Aim =
From the line containing "Convert this screenshot" through the last line of the entries, output the text exactly. Pictures stay out.

Figure content listings

· · ·

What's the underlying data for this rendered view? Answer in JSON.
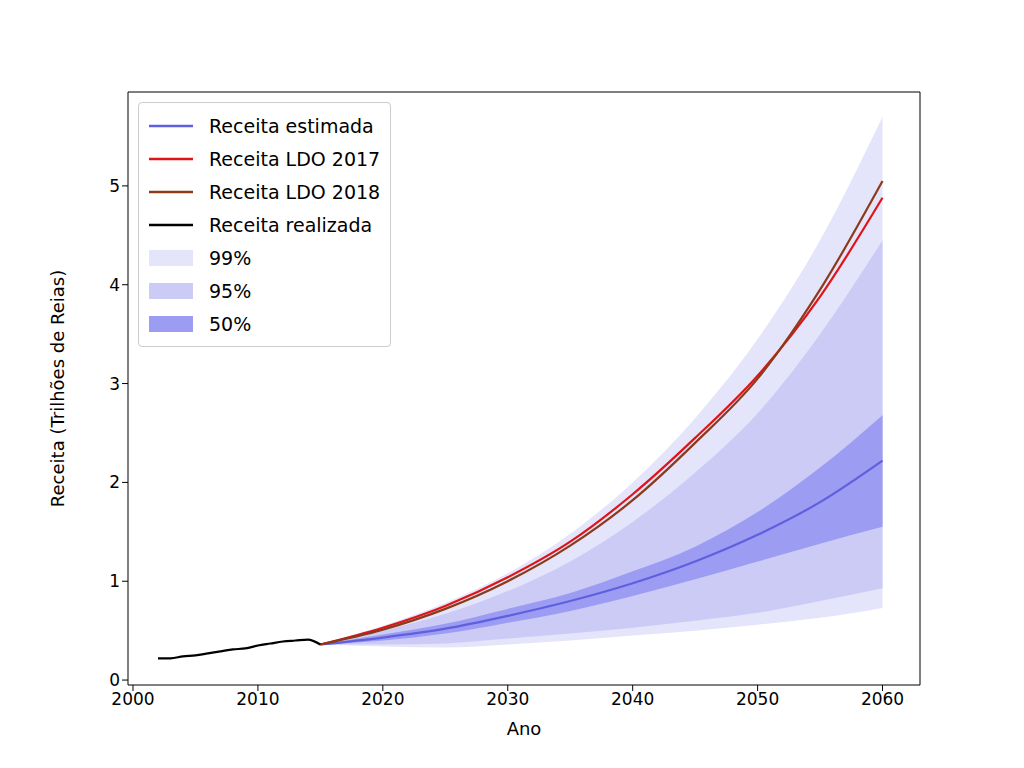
{
  "chart_data": {
    "type": "line",
    "x_label": "Ano",
    "y_label": "Receita (Trilhões de Reias)",
    "x": [
      2002,
      2003,
      2004,
      2005,
      2006,
      2007,
      2008,
      2009,
      2010,
      2011,
      2012,
      2013,
      2014,
      2015,
      2020,
      2025,
      2030,
      2035,
      2040,
      2045,
      2050,
      2055,
      2060
    ],
    "xlim": [
      1999.6,
      2063
    ],
    "xticks": [
      2000,
      2010,
      2020,
      2030,
      2040,
      2050,
      2060
    ],
    "ylim": [
      -0.05,
      5.95
    ],
    "yticks": [
      0,
      1,
      2,
      3,
      4,
      5
    ],
    "grid": false,
    "legend": "upper left",
    "series": [
      {
        "name": "Receita estimada",
        "color": "#5f5fe0",
        "values": [
          null,
          null,
          null,
          null,
          null,
          null,
          null,
          null,
          null,
          null,
          null,
          null,
          null,
          0.36,
          0.43,
          0.52,
          0.65,
          0.8,
          0.98,
          1.2,
          1.47,
          1.8,
          2.22
        ]
      },
      {
        "name": "Receita LDO 2017",
        "color": "#e01418",
        "values": [
          null,
          null,
          null,
          null,
          null,
          null,
          null,
          null,
          null,
          null,
          null,
          null,
          null,
          0.36,
          0.53,
          0.75,
          1.04,
          1.4,
          1.88,
          2.45,
          3.08,
          3.88,
          4.88
        ]
      },
      {
        "name": "Receita LDO 2018",
        "color": "#8b3a1a",
        "values": [
          null,
          null,
          null,
          null,
          null,
          null,
          null,
          null,
          null,
          null,
          null,
          null,
          null,
          0.36,
          0.51,
          0.72,
          1.0,
          1.36,
          1.82,
          2.4,
          3.05,
          3.95,
          5.05
        ]
      },
      {
        "name": "Receita realizada",
        "color": "#000000",
        "values": [
          0.22,
          0.22,
          0.24,
          0.25,
          0.27,
          0.29,
          0.31,
          0.32,
          0.35,
          0.37,
          0.39,
          0.4,
          0.41,
          0.36,
          null,
          null,
          null,
          null,
          null,
          null,
          null,
          null,
          null
        ]
      },
      {
        "name": "99%",
        "type": "band",
        "color": "#e4e4fa",
        "low": [
          null,
          null,
          null,
          null,
          null,
          null,
          null,
          null,
          null,
          null,
          null,
          null,
          null,
          0.36,
          0.34,
          0.33,
          0.36,
          0.4,
          0.45,
          0.5,
          0.56,
          0.63,
          0.73
        ],
        "high": [
          null,
          null,
          null,
          null,
          null,
          null,
          null,
          null,
          null,
          null,
          null,
          null,
          null,
          0.36,
          0.55,
          0.78,
          1.08,
          1.48,
          2.0,
          2.65,
          3.45,
          4.45,
          5.7
        ]
      },
      {
        "name": "95%",
        "type": "band",
        "color": "#cbcbf6",
        "low": [
          null,
          null,
          null,
          null,
          null,
          null,
          null,
          null,
          null,
          null,
          null,
          null,
          null,
          0.36,
          0.36,
          0.37,
          0.42,
          0.47,
          0.53,
          0.6,
          0.68,
          0.8,
          0.93
        ],
        "high": [
          null,
          null,
          null,
          null,
          null,
          null,
          null,
          null,
          null,
          null,
          null,
          null,
          null,
          0.36,
          0.5,
          0.67,
          0.9,
          1.2,
          1.6,
          2.1,
          2.7,
          3.5,
          4.45
        ]
      },
      {
        "name": "50%",
        "type": "band",
        "color": "#9c9cf2",
        "low": [
          null,
          null,
          null,
          null,
          null,
          null,
          null,
          null,
          null,
          null,
          null,
          null,
          null,
          0.36,
          0.4,
          0.47,
          0.58,
          0.7,
          0.85,
          1.02,
          1.2,
          1.38,
          1.55
        ],
        "high": [
          null,
          null,
          null,
          null,
          null,
          null,
          null,
          null,
          null,
          null,
          null,
          null,
          null,
          0.36,
          0.46,
          0.57,
          0.72,
          0.88,
          1.1,
          1.35,
          1.7,
          2.15,
          2.68
        ]
      }
    ]
  }
}
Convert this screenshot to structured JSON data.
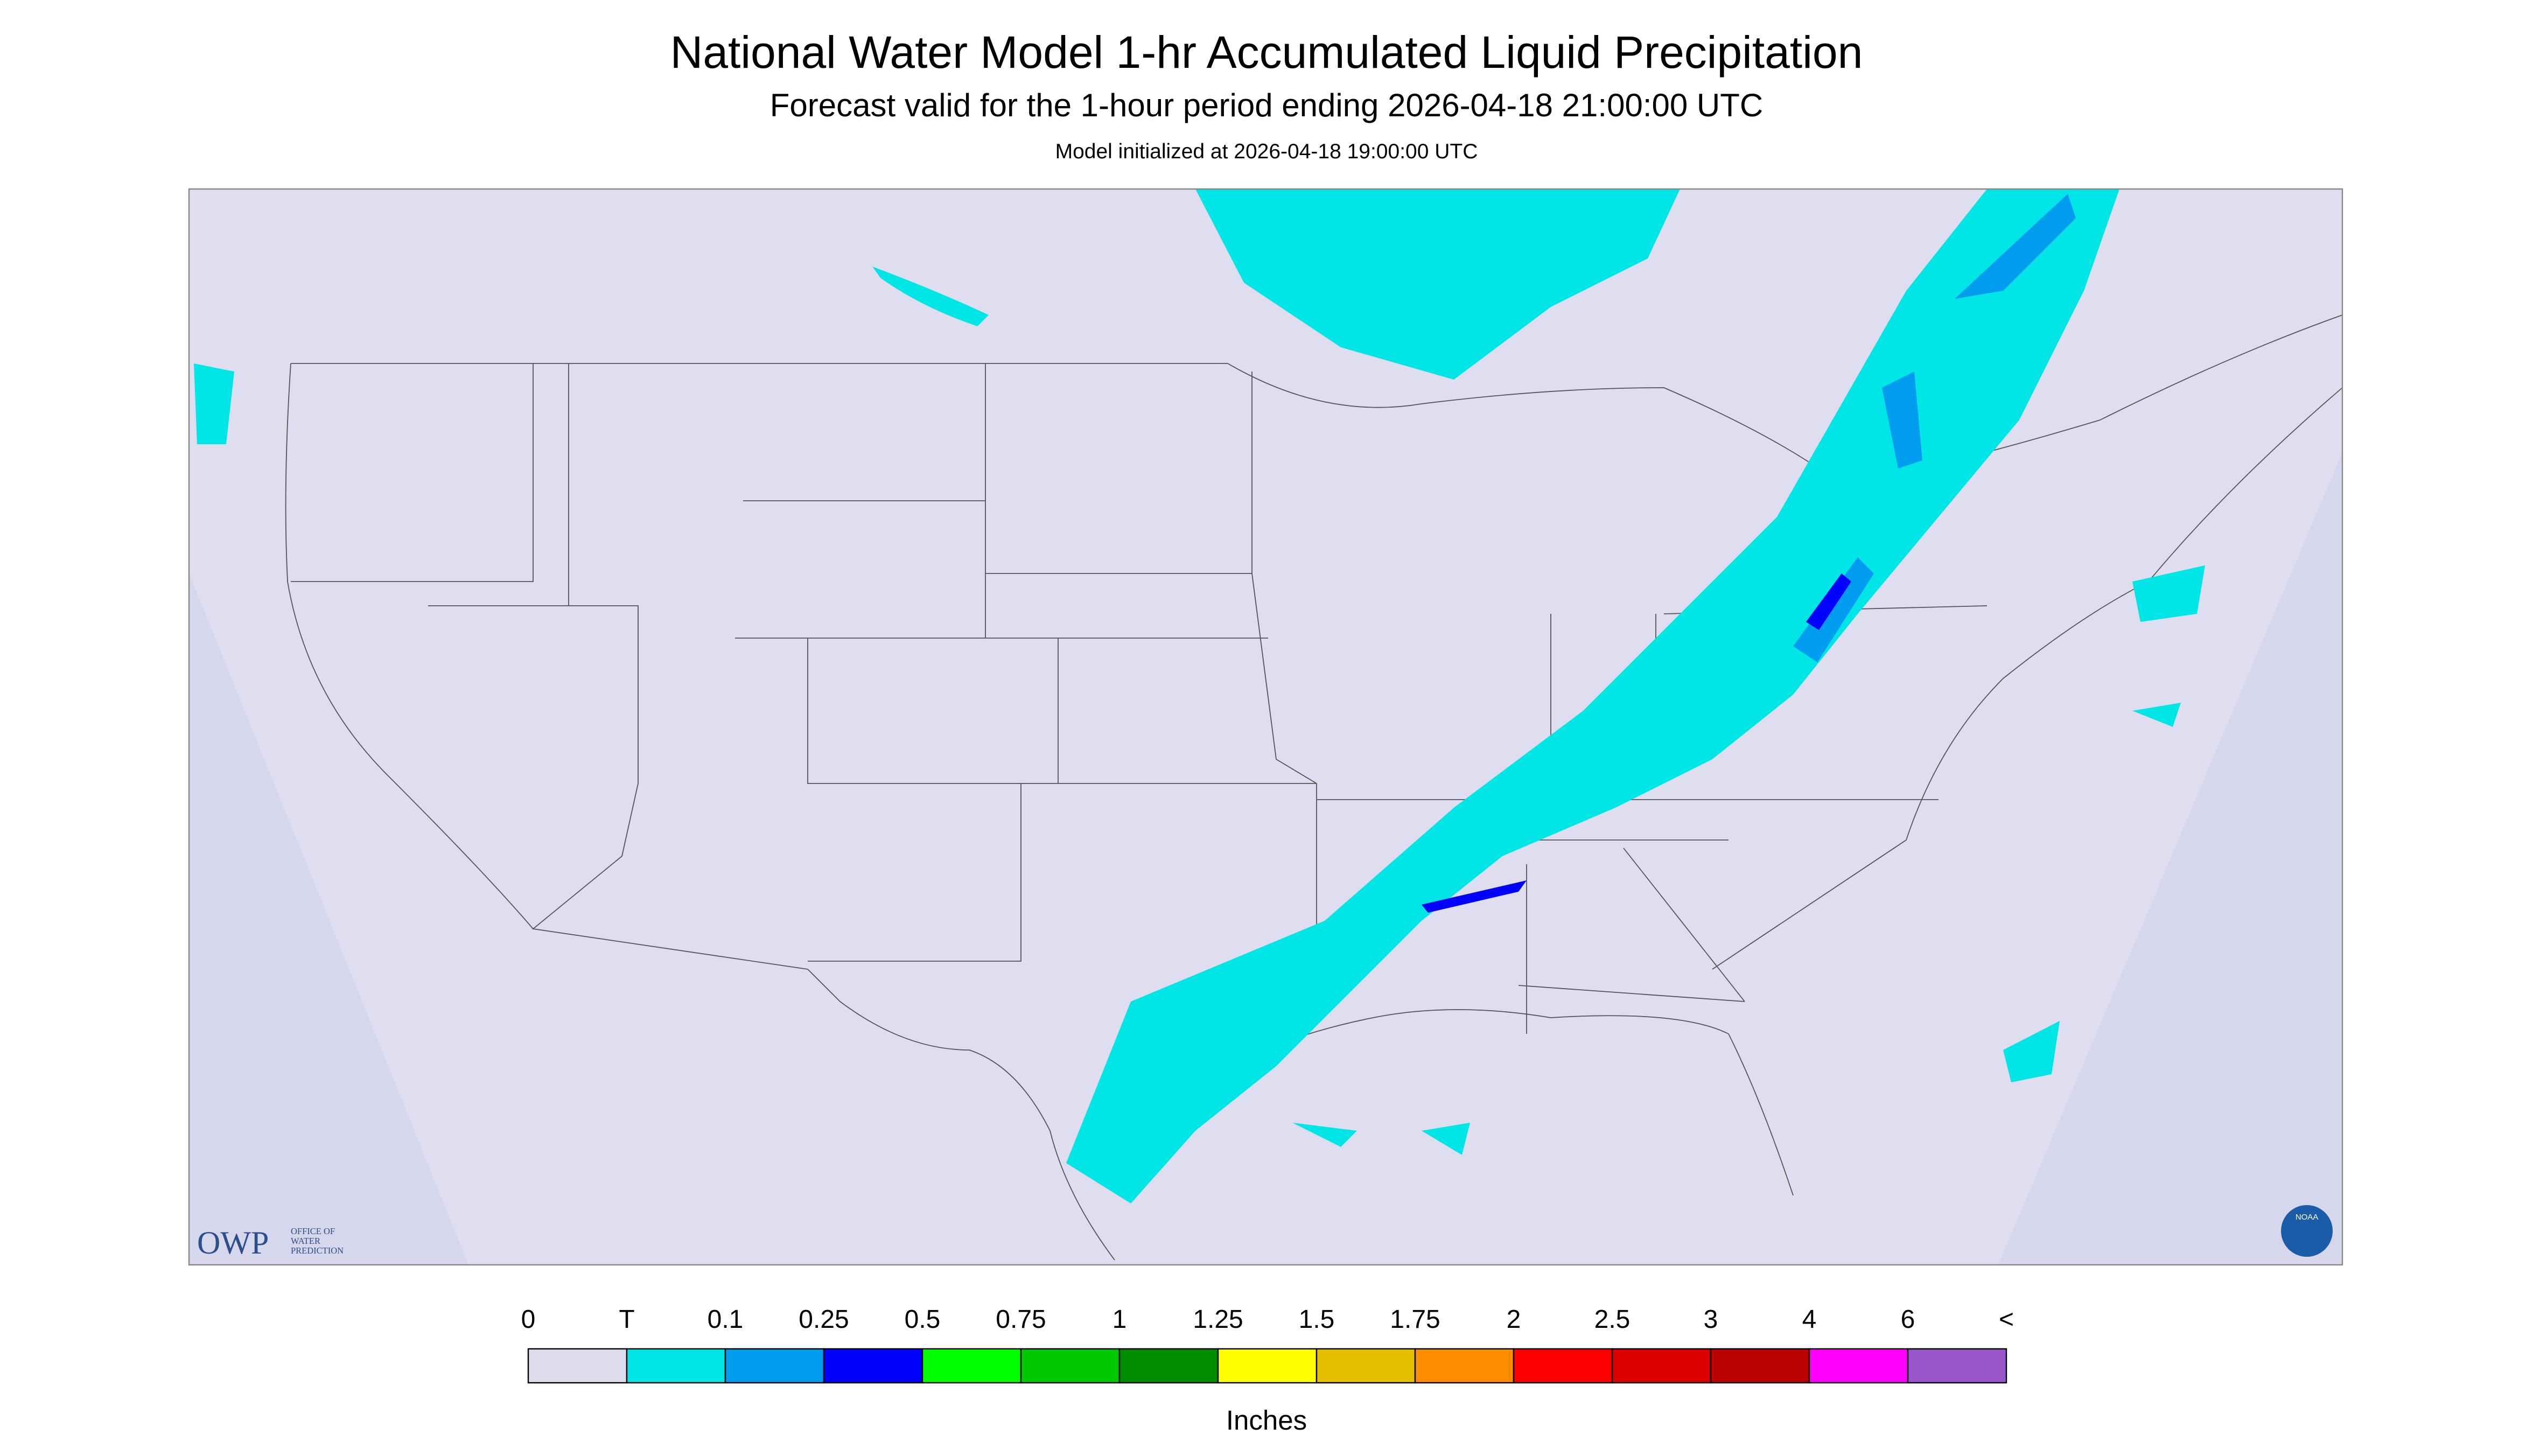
{
  "header": {
    "title": "National Water Model 1-hr Accumulated Liquid Precipitation",
    "subtitle": "Forecast valid for the 1-hour period ending 2026-04-18 21:00:00 UTC",
    "initialized": "Model initialized at 2026-04-18 19:00:00 UTC"
  },
  "logos": {
    "owp": "OWP",
    "owp_lines": [
      "OFFICE OF",
      "WATER",
      "PREDICTION"
    ],
    "noaa": "NOAA"
  },
  "legend": {
    "labels": [
      "0",
      "T",
      "0.1",
      "0.25",
      "0.5",
      "0.75",
      "1",
      "1.25",
      "1.5",
      "1.75",
      "2",
      "2.5",
      "3",
      "4",
      "6",
      "<"
    ],
    "colors": [
      "#dcdcee",
      "#00e5e5",
      "#009cf0",
      "#0000ff",
      "#00ff00",
      "#00c800",
      "#008c00",
      "#ffff00",
      "#e6c000",
      "#ff8c00",
      "#ff0000",
      "#dd0000",
      "#bb0000",
      "#ff00ff",
      "#9955cc"
    ],
    "unit": "Inches"
  }
}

· · ·

Written solution =
Convert this screenshot to structured JSON data.
{
  "header": {
    "title": "National Water Model 1-hr Accumulated Liquid Precipitation",
    "subtitle": "Forecast valid for the 1-hour period ending 2026-04-18 21:00:00 UTC",
    "initialized": "Model initialized at 2026-04-18 19:00:00 UTC"
  },
  "logos": {
    "owp": "OWP",
    "owp_lines": [
      "OFFICE OF",
      "WATER",
      "PREDICTION"
    ],
    "noaa": "NOAA"
  },
  "legend": {
    "labels": [
      "0",
      "T",
      "0.1",
      "0.25",
      "0.5",
      "0.75",
      "1",
      "1.25",
      "1.5",
      "1.75",
      "2",
      "2.5",
      "3",
      "4",
      "6",
      "<"
    ],
    "colors": [
      "#dcdcee",
      "#00e5e5",
      "#009cf0",
      "#0000ff",
      "#00ff00",
      "#00c800",
      "#008c00",
      "#ffff00",
      "#e6c000",
      "#ff8c00",
      "#ff0000",
      "#dd0000",
      "#bb0000",
      "#ff00ff",
      "#9955cc"
    ],
    "unit": "Inches"
  }
}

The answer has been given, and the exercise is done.